(Records contained in a dataset)

□ □ □

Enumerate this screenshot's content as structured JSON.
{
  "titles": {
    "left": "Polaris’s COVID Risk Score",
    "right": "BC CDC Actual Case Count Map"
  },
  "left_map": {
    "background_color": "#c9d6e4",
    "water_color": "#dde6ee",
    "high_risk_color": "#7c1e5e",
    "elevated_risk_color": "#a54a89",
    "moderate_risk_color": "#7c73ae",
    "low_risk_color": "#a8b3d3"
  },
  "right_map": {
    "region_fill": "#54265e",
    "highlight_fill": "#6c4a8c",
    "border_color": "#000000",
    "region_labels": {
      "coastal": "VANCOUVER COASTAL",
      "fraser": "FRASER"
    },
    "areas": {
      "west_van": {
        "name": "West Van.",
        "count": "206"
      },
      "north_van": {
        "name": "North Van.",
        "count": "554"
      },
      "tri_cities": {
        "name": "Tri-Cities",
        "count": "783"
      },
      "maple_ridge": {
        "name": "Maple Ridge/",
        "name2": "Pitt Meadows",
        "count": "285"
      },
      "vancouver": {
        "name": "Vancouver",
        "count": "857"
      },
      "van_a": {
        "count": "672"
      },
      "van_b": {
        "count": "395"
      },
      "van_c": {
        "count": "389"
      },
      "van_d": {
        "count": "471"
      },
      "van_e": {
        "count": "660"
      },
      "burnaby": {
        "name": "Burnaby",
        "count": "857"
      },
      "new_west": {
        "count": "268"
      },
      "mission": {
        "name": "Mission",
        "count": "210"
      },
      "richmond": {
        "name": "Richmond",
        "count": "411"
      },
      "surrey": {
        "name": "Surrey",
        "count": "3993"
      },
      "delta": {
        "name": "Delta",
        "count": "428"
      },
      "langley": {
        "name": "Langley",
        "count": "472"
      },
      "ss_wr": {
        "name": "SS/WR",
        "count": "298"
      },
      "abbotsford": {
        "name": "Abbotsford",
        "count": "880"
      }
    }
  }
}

□ □ □

Do this:
Retype every entry above, word for word.

Response to this task:
Enumerate this screenshot's content as structured JSON.
{
  "titles": {
    "left": "Polaris’s COVID Risk Score",
    "right": "BC CDC Actual Case Count Map"
  },
  "left_map": {
    "background_color": "#c9d6e4",
    "water_color": "#dde6ee",
    "high_risk_color": "#7c1e5e",
    "elevated_risk_color": "#a54a89",
    "moderate_risk_color": "#7c73ae",
    "low_risk_color": "#a8b3d3"
  },
  "right_map": {
    "region_fill": "#54265e",
    "highlight_fill": "#6c4a8c",
    "border_color": "#000000",
    "region_labels": {
      "coastal": "VANCOUVER COASTAL",
      "fraser": "FRASER"
    },
    "areas": {
      "west_van": {
        "name": "West Van.",
        "count": "206"
      },
      "north_van": {
        "name": "North Van.",
        "count": "554"
      },
      "tri_cities": {
        "name": "Tri-Cities",
        "count": "783"
      },
      "maple_ridge": {
        "name": "Maple Ridge/",
        "name2": "Pitt Meadows",
        "count": "285"
      },
      "vancouver": {
        "name": "Vancouver",
        "count": "857"
      },
      "van_a": {
        "count": "672"
      },
      "van_b": {
        "count": "395"
      },
      "van_c": {
        "count": "389"
      },
      "van_d": {
        "count": "471"
      },
      "van_e": {
        "count": "660"
      },
      "burnaby": {
        "name": "Burnaby",
        "count": "857"
      },
      "new_west": {
        "count": "268"
      },
      "mission": {
        "name": "Mission",
        "count": "210"
      },
      "richmond": {
        "name": "Richmond",
        "count": "411"
      },
      "surrey": {
        "name": "Surrey",
        "count": "3993"
      },
      "delta": {
        "name": "Delta",
        "count": "428"
      },
      "langley": {
        "name": "Langley",
        "count": "472"
      },
      "ss_wr": {
        "name": "SS/WR",
        "count": "298"
      },
      "abbotsford": {
        "name": "Abbotsford",
        "count": "880"
      }
    }
  }
}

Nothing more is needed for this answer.